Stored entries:
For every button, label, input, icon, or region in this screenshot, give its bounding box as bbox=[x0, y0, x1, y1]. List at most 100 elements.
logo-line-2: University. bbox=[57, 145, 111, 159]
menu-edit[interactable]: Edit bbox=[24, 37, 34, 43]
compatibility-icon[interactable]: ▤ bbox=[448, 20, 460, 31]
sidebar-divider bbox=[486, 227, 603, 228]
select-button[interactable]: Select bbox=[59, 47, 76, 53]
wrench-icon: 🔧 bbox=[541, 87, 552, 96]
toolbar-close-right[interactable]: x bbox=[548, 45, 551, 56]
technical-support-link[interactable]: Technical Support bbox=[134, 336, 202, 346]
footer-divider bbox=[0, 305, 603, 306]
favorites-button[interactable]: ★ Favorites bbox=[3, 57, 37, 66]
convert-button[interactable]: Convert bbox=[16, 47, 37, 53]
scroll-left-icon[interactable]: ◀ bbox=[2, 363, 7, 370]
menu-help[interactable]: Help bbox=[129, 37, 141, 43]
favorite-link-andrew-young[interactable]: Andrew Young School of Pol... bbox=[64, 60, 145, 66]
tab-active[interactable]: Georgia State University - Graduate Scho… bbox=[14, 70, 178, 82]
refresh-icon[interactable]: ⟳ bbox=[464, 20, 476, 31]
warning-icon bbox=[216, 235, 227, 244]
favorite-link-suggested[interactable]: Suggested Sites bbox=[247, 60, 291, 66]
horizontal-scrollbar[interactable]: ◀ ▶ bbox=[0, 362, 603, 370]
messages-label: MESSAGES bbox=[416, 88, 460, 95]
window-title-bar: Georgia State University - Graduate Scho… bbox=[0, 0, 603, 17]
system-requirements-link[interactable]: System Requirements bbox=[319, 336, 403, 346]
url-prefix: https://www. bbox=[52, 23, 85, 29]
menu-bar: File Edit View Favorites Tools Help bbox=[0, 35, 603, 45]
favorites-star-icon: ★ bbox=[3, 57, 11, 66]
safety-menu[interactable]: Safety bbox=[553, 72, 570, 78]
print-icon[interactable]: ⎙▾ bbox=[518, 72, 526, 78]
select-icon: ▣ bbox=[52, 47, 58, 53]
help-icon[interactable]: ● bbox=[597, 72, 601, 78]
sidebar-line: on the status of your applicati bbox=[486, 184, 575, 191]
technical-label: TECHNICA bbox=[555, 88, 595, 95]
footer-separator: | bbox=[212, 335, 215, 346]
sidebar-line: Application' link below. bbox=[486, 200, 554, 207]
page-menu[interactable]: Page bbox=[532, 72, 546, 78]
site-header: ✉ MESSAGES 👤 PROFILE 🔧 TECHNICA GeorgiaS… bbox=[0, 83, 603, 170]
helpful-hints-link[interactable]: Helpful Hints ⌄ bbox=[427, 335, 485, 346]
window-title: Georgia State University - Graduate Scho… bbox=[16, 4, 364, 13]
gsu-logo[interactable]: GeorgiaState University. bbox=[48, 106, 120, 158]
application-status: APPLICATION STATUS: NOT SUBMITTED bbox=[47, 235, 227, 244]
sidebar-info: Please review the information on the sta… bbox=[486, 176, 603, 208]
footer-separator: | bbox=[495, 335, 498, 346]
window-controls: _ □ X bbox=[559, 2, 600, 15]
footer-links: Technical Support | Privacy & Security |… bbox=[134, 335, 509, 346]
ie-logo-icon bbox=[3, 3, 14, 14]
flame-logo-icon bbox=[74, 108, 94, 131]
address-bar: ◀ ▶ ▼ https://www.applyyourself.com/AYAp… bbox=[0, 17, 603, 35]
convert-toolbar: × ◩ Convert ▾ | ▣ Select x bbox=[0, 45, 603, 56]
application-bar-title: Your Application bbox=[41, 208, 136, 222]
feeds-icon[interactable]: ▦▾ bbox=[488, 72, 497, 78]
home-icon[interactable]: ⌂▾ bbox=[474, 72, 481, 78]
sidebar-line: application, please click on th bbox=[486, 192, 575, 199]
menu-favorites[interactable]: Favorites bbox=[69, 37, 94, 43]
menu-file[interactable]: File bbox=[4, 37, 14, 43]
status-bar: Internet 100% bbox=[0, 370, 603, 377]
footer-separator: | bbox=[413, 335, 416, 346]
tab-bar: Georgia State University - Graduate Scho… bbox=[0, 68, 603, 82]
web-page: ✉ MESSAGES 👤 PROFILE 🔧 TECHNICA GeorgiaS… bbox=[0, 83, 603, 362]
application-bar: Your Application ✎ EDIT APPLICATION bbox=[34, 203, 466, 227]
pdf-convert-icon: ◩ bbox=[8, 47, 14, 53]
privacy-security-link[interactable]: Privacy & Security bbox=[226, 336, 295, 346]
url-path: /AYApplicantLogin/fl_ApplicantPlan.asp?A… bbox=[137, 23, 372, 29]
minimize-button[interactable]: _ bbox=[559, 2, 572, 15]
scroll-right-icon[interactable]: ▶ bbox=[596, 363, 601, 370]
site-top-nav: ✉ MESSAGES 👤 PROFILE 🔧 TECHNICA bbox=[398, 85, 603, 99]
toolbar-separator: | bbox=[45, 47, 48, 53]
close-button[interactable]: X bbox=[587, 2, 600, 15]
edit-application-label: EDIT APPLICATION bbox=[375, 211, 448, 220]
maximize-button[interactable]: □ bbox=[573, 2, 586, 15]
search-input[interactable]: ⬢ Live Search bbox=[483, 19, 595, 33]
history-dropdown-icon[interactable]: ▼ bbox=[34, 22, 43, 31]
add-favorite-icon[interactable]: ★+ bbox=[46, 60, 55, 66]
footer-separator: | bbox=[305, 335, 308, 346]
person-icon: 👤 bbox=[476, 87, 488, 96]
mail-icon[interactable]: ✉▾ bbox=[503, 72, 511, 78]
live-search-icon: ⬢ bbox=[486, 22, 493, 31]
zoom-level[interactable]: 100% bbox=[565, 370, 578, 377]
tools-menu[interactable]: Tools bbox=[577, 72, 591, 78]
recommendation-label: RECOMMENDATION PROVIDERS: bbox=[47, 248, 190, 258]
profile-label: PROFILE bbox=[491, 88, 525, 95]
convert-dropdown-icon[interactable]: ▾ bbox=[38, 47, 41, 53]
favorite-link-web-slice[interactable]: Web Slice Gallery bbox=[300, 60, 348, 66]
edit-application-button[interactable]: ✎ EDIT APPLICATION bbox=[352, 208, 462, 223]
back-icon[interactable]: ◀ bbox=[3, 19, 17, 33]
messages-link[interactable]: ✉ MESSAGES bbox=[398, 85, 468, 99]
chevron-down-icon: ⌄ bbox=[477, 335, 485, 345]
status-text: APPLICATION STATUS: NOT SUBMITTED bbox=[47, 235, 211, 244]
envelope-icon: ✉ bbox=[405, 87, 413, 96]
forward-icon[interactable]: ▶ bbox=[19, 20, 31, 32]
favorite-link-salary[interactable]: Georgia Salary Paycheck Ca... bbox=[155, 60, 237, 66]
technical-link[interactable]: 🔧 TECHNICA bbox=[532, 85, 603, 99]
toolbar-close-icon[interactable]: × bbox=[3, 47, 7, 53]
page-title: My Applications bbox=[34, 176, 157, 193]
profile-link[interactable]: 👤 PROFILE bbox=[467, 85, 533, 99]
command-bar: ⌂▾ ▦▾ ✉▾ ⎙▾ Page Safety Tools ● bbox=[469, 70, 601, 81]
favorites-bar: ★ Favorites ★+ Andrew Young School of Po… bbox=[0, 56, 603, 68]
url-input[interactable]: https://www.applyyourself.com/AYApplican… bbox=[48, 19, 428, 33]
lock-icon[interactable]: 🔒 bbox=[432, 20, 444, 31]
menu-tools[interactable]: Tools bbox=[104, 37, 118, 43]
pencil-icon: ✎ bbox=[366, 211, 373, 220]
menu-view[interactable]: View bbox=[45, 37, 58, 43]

■ EXERCISE:
Please write every line of the records as a JSON list of strings, one string per line, skipping any blank lines.

■ EXERCISE SOLUTION:
[
  "For every button, label, input, icon, or region in this screenshot, give its bounding box as bbox=[x0, y0, x1, y1]. List at most 100 elements.",
  "logo-line-2: University. bbox=[57, 145, 111, 159]",
  "menu-edit[interactable]: Edit bbox=[24, 37, 34, 43]",
  "compatibility-icon[interactable]: ▤ bbox=[448, 20, 460, 31]",
  "sidebar-divider bbox=[486, 227, 603, 228]",
  "select-button[interactable]: Select bbox=[59, 47, 76, 53]",
  "wrench-icon: 🔧 bbox=[541, 87, 552, 96]",
  "toolbar-close-right[interactable]: x bbox=[548, 45, 551, 56]",
  "technical-support-link[interactable]: Technical Support bbox=[134, 336, 202, 346]",
  "footer-divider bbox=[0, 305, 603, 306]",
  "favorites-button[interactable]: ★ Favorites bbox=[3, 57, 37, 66]",
  "convert-button[interactable]: Convert bbox=[16, 47, 37, 53]",
  "scroll-left-icon[interactable]: ◀ bbox=[2, 363, 7, 370]",
  "menu-help[interactable]: Help bbox=[129, 37, 141, 43]",
  "favorite-link-andrew-young[interactable]: Andrew Young School of Pol... bbox=[64, 60, 145, 66]",
  "tab-active[interactable]: Georgia State University - Graduate Scho… bbox=[14, 70, 178, 82]",
  "refresh-icon[interactable]: ⟳ bbox=[464, 20, 476, 31]",
  "warning-icon bbox=[216, 235, 227, 244]",
  "favorite-link-suggested[interactable]: Suggested Sites bbox=[247, 60, 291, 66]",
  "horizontal-scrollbar[interactable]: ◀ ▶ bbox=[0, 362, 603, 370]",
  "messages-label: MESSAGES bbox=[416, 88, 460, 95]",
  "window-title-bar: Georgia State University - Graduate Scho… bbox=[0, 0, 603, 17]",
  "system-requirements-link[interactable]: System Requirements bbox=[319, 336, 403, 346]",
  "url-prefix: https://www. bbox=[52, 23, 85, 29]",
  "menu-bar: File Edit View Favorites Tools Help bbox=[0, 35, 603, 45]",
  "favorites-star-icon: ★ bbox=[3, 57, 11, 66]",
  "safety-menu[interactable]: Safety bbox=[553, 72, 570, 78]",
  "print-icon[interactable]: ⎙▾ bbox=[518, 72, 526, 78]",
  "select-icon: ▣ bbox=[52, 47, 58, 53]",
  "help-icon[interactable]: ● bbox=[597, 72, 601, 78]",
  "sidebar-line: on the status of your applicati bbox=[486, 184, 575, 191]",
  "technical-label: TECHNICA bbox=[555, 88, 595, 95]",
  "footer-separator: | bbox=[212, 335, 215, 346]",
  "sidebar-line: Application' link below. bbox=[486, 200, 554, 207]",
  "page-menu[interactable]: Page bbox=[532, 72, 546, 78]",
  "site-header: ✉ MESSAGES 👤 PROFILE 🔧 TECHNICA GeorgiaS… bbox=[0, 83, 603, 170]",
  "helpful-hints-link[interactable]: Helpful Hints ⌄ bbox=[427, 335, 485, 346]",
  "window-title: Georgia State University - Graduate Scho… bbox=[16, 4, 364, 13]",
  "gsu-logo[interactable]: GeorgiaState University. bbox=[48, 106, 120, 158]",
  "application-status: APPLICATION STATUS: NOT SUBMITTED bbox=[47, 235, 227, 244]",
  "sidebar-info: Please review the information on the sta… bbox=[486, 176, 603, 208]",
  "footer-separator: | bbox=[495, 335, 498, 346]",
  "window-controls: _ □ X bbox=[559, 2, 600, 15]",
  "footer-links: Technical Support | Privacy & Security |… bbox=[134, 335, 509, 346]",
  "ie-logo-icon bbox=[3, 3, 14, 14]",
  "flame-logo-icon bbox=[74, 108, 94, 131]",
  "address-bar: ◀ ▶ ▼ https://www.applyyourself.com/AYAp… bbox=[0, 17, 603, 35]",
  "convert-toolbar: × ◩ Convert ▾ | ▣ Select x bbox=[0, 45, 603, 56]",
  "application-bar-title: Your Application bbox=[41, 208, 136, 222]",
  "feeds-icon[interactable]: ▦▾ bbox=[488, 72, 497, 78]",
  "home-icon[interactable]: ⌂▾ bbox=[474, 72, 481, 78]",
  "sidebar-line: application, please click on th bbox=[486, 192, 575, 199]",
  "menu-favorites[interactable]: Favorites bbox=[69, 37, 94, 43]",
  "menu-file[interactable]: File bbox=[4, 37, 14, 43]",
  "status-bar: Internet 100% bbox=[0, 370, 603, 377]",
  "footer-separator: | bbox=[413, 335, 416, 346]",
  "tab-bar: Georgia State University - Graduate Scho… bbox=[0, 68, 603, 82]",
  "web-page: ✉ MESSAGES 👤 PROFILE 🔧 TECHNICA GeorgiaS… bbox=[0, 83, 603, 362]",
  "application-bar: Your Application ✎ EDIT APPLICATION bbox=[34, 203, 466, 227]",
  "pdf-convert-icon: ◩ bbox=[8, 47, 14, 53]",
  "privacy-security-link[interactable]: Privacy & Security bbox=[226, 336, 295, 346]",
  "url-path: /AYApplicantLogin/fl_ApplicantPlan.asp?A… bbox=[137, 23, 372, 29]",
  "minimize-button[interactable]: _ bbox=[559, 2, 572, 15]",
  "scroll-right-icon[interactable]: ▶ bbox=[596, 363, 601, 370]",
  "site-top-nav: ✉ MESSAGES 👤 PROFILE 🔧 TECHNICA bbox=[398, 85, 603, 99]",
  "toolbar-separator: | bbox=[45, 47, 48, 53]",
  "close-button[interactable]: X bbox=[587, 2, 600, 15]",
  "edit-application-label: EDIT APPLICATION bbox=[375, 211, 448, 220]",
  "maximize-button[interactable]: □ bbox=[573, 2, 586, 15]",
  "search-input[interactable]: ⬢ Live Search bbox=[483, 19, 595, 33]",
  "history-dropdown-icon[interactable]: ▼ bbox=[34, 22, 43, 31]",
  "add-favorite-icon[interactable]: ★+ bbox=[46, 60, 55, 66]",
  "footer-separator: | bbox=[305, 335, 308, 346]",
  "person-icon: 👤 bbox=[476, 87, 488, 96]",
  "mail-icon[interactable]: ✉▾ bbox=[503, 72, 511, 78]",
  "live-search-icon: ⬢ bbox=[486, 22, 493, 31]",
  "zoom-level[interactable]: 100% bbox=[565, 370, 578, 377]",
  "tools-menu[interactable]: Tools bbox=[577, 72, 591, 78]",
  "recommendation-label: RECOMMENDATION PROVIDERS: bbox=[47, 248, 190, 258]",
  "profile-label: PROFILE bbox=[491, 88, 525, 95]",
  "convert-dropdown-icon[interactable]: ▾ bbox=[38, 47, 41, 53]",
  "favorite-link-web-slice[interactable]: Web Slice Gallery bbox=[300, 60, 348, 66]",
  "edit-application-button[interactable]: ✎ EDIT APPLICATION bbox=[352, 208, 462, 223]",
  "back-icon[interactable]: ◀ bbox=[3, 19, 17, 33]",
  "messages-link[interactable]: ✉ MESSAGES bbox=[398, 85, 468, 99]",
  "chevron-down-icon: ⌄ bbox=[477, 335, 485, 345]",
  "status-text: APPLICATION STATUS: NOT SUBMITTED bbox=[47, 235, 211, 244]",
  "envelope-icon: ✉ bbox=[405, 87, 413, 96]",
  "forward-icon[interactable]: ▶ bbox=[19, 20, 31, 32]",
  "favorite-link-salary[interactable]: Georgia Salary Paycheck Ca... bbox=[155, 60, 237, 66]",
  "technical-link[interactable]: 🔧 TECHNICA bbox=[532, 85, 603, 99]",
  "toolbar-close-icon[interactable]: × bbox=[3, 47, 7, 53]",
  "page-title: My Applications bbox=[34, 176, 157, 193]",
  "profile-link[interactable]: 👤 PROFILE bbox=[467, 85, 533, 99]",
  "command-bar: ⌂▾ ▦▾ ✉▾ ⎙▾ Page Safety Tools ● bbox=[469, 70, 601, 81]",
  "favorites-bar: ★ Favorites ★+ Andrew Young School of Po… bbox=[0, 56, 603, 68]",
  "url-input[interactable]: https://www.applyyourself.com/AYApplican… bbox=[48, 19, 428, 33]",
  "lock-icon[interactable]: 🔒 bbox=[432, 20, 444, 31]",
  "menu-tools[interactable]: Tools bbox=[104, 37, 118, 43]",
  "pencil-icon: ✎ bbox=[366, 211, 373, 220]",
  "menu-view[interactable]: View bbox=[45, 37, 58, 43]"
]